• _Objective_:
Reproduce the data below word for word, starting at its first line and continuing up to and including the line that contains "risk-label-text: Phishing (Credential". Copy nothing after that line.

• _Data section_:
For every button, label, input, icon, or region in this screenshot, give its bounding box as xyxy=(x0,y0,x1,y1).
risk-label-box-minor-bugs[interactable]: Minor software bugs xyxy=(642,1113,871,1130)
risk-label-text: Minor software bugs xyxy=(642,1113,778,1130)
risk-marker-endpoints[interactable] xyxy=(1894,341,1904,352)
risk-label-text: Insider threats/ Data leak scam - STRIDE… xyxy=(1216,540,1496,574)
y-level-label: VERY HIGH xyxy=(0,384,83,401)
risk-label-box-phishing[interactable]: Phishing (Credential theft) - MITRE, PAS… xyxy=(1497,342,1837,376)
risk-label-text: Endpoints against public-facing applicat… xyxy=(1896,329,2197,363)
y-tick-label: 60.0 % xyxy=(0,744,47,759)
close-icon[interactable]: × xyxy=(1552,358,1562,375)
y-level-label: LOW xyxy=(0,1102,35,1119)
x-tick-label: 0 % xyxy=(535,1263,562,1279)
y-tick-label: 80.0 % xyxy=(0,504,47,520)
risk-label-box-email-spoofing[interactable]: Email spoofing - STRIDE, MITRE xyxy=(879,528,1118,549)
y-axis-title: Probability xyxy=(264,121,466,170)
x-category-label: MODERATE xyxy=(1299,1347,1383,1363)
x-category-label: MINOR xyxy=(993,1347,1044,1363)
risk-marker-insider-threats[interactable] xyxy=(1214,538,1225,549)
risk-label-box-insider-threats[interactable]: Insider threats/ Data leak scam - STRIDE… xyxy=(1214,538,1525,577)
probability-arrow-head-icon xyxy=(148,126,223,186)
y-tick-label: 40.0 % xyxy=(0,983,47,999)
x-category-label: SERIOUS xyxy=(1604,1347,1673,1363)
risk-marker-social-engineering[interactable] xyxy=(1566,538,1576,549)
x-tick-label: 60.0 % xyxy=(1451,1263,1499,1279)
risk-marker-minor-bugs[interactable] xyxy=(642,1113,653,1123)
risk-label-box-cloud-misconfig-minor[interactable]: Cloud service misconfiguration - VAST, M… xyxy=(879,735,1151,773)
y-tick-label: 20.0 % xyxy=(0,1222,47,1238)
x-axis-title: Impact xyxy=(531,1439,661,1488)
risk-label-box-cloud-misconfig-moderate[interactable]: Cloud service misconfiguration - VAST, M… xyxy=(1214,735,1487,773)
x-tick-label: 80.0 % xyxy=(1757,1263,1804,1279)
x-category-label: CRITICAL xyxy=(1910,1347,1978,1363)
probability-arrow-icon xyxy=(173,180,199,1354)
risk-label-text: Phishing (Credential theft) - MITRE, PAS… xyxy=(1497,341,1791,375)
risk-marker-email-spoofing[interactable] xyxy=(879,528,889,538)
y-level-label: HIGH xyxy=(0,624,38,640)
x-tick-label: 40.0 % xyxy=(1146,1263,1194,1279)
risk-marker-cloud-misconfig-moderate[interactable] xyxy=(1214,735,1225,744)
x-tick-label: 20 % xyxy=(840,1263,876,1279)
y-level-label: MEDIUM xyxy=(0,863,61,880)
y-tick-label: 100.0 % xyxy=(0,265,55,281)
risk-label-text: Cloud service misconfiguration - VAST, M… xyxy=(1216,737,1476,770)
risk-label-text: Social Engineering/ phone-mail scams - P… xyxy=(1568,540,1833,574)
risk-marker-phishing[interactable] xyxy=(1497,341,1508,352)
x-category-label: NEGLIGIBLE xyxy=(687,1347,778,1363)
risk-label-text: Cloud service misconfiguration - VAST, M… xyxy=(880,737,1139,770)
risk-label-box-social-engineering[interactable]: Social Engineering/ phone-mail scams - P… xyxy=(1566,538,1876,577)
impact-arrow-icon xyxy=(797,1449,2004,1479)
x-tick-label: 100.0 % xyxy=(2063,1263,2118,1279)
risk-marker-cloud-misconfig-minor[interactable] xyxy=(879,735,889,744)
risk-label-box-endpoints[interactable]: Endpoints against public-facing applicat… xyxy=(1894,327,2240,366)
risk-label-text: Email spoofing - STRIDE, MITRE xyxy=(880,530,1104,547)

• _Solution below_:
For every button, label, input, icon, or region in this screenshot, give its bounding box as xyxy=(x0,y0,x1,y1).
risk-label-box-minor-bugs[interactable]: Minor software bugs xyxy=(642,1113,871,1130)
risk-label-text: Minor software bugs xyxy=(642,1113,778,1130)
risk-marker-endpoints[interactable] xyxy=(1894,341,1904,352)
risk-label-text: Insider threats/ Data leak scam - STRIDE… xyxy=(1216,540,1496,574)
y-level-label: VERY HIGH xyxy=(0,384,83,401)
risk-label-box-phishing[interactable]: Phishing (Credential theft) - MITRE, PAS… xyxy=(1497,342,1837,376)
risk-label-text: Endpoints against public-facing applicat… xyxy=(1896,329,2197,363)
y-tick-label: 60.0 % xyxy=(0,744,47,759)
close-icon[interactable]: × xyxy=(1552,358,1562,375)
y-level-label: LOW xyxy=(0,1102,35,1119)
x-tick-label: 0 % xyxy=(535,1263,562,1279)
y-tick-label: 80.0 % xyxy=(0,504,47,520)
risk-label-box-email-spoofing[interactable]: Email spoofing - STRIDE, MITRE xyxy=(879,528,1118,549)
y-axis-title: Probability xyxy=(264,121,466,170)
x-category-label: MODERATE xyxy=(1299,1347,1383,1363)
x-category-label: MINOR xyxy=(993,1347,1044,1363)
risk-marker-insider-threats[interactable] xyxy=(1214,538,1225,549)
risk-label-box-insider-threats[interactable]: Insider threats/ Data leak scam - STRIDE… xyxy=(1214,538,1525,577)
probability-arrow-head-icon xyxy=(148,126,223,186)
y-tick-label: 40.0 % xyxy=(0,983,47,999)
x-category-label: SERIOUS xyxy=(1604,1347,1673,1363)
risk-marker-social-engineering[interactable] xyxy=(1566,538,1576,549)
x-tick-label: 60.0 % xyxy=(1451,1263,1499,1279)
risk-marker-minor-bugs[interactable] xyxy=(642,1113,653,1123)
risk-label-box-cloud-misconfig-minor[interactable]: Cloud service misconfiguration - VAST, M… xyxy=(879,735,1151,773)
y-tick-label: 20.0 % xyxy=(0,1222,47,1238)
x-axis-title: Impact xyxy=(531,1439,661,1488)
risk-label-box-cloud-misconfig-moderate[interactable]: Cloud service misconfiguration - VAST, M… xyxy=(1214,735,1487,773)
x-tick-label: 80.0 % xyxy=(1757,1263,1804,1279)
x-category-label: CRITICAL xyxy=(1910,1347,1978,1363)
probability-arrow-icon xyxy=(173,180,199,1354)
risk-label-text: Phishing (Credential theft) - MITRE, PAS… xyxy=(1497,341,1791,375)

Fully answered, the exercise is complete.